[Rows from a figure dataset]

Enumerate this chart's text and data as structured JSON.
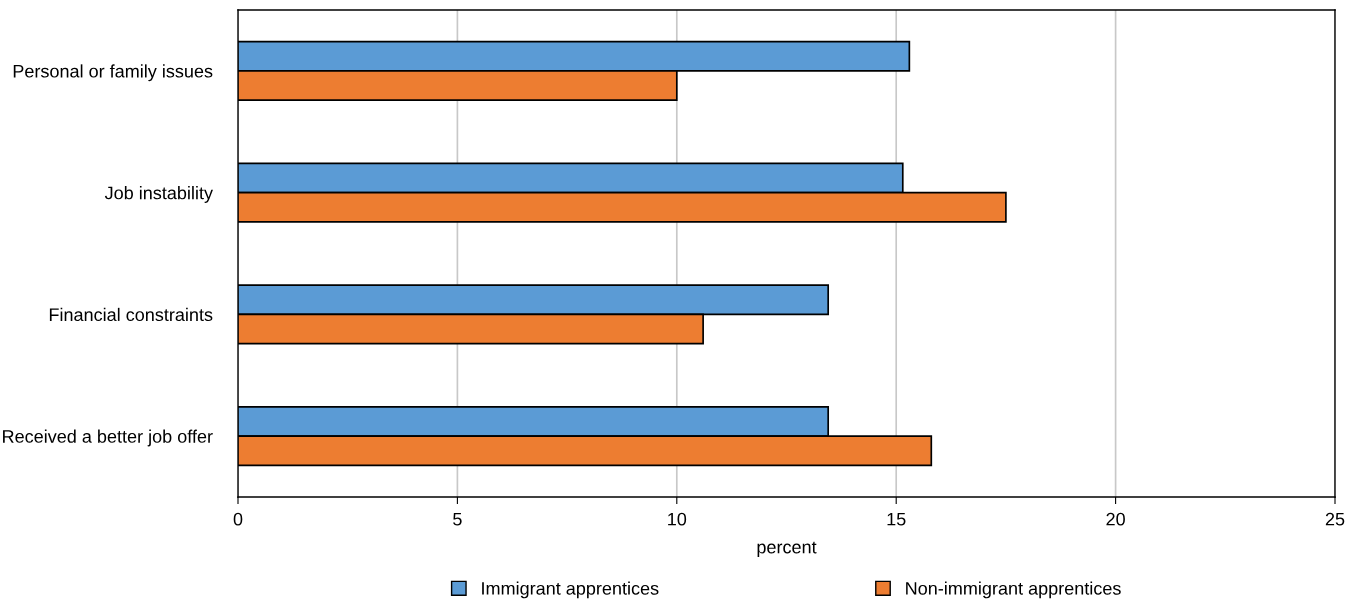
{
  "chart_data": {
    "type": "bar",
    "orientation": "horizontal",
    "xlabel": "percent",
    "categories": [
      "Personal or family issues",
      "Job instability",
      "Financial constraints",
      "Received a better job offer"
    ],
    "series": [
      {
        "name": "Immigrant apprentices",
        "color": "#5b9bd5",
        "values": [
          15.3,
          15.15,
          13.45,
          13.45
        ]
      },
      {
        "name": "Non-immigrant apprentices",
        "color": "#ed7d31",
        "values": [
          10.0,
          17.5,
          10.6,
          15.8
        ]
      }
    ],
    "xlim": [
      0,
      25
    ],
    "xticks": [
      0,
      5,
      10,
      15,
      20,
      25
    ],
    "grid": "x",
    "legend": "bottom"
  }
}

> **Problem to work on**: All the records need to be repeated exactly, with the images dropped.

> **The output**:
Enumerate this chart's text and data as structured JSON.
{
  "chart_data": {
    "type": "bar",
    "orientation": "horizontal",
    "xlabel": "percent",
    "categories": [
      "Personal or family issues",
      "Job instability",
      "Financial constraints",
      "Received a better job offer"
    ],
    "series": [
      {
        "name": "Immigrant apprentices",
        "color": "#5b9bd5",
        "values": [
          15.3,
          15.15,
          13.45,
          13.45
        ]
      },
      {
        "name": "Non-immigrant apprentices",
        "color": "#ed7d31",
        "values": [
          10.0,
          17.5,
          10.6,
          15.8
        ]
      }
    ],
    "xlim": [
      0,
      25
    ],
    "xticks": [
      0,
      5,
      10,
      15,
      20,
      25
    ],
    "grid": "x",
    "legend": "bottom"
  }
}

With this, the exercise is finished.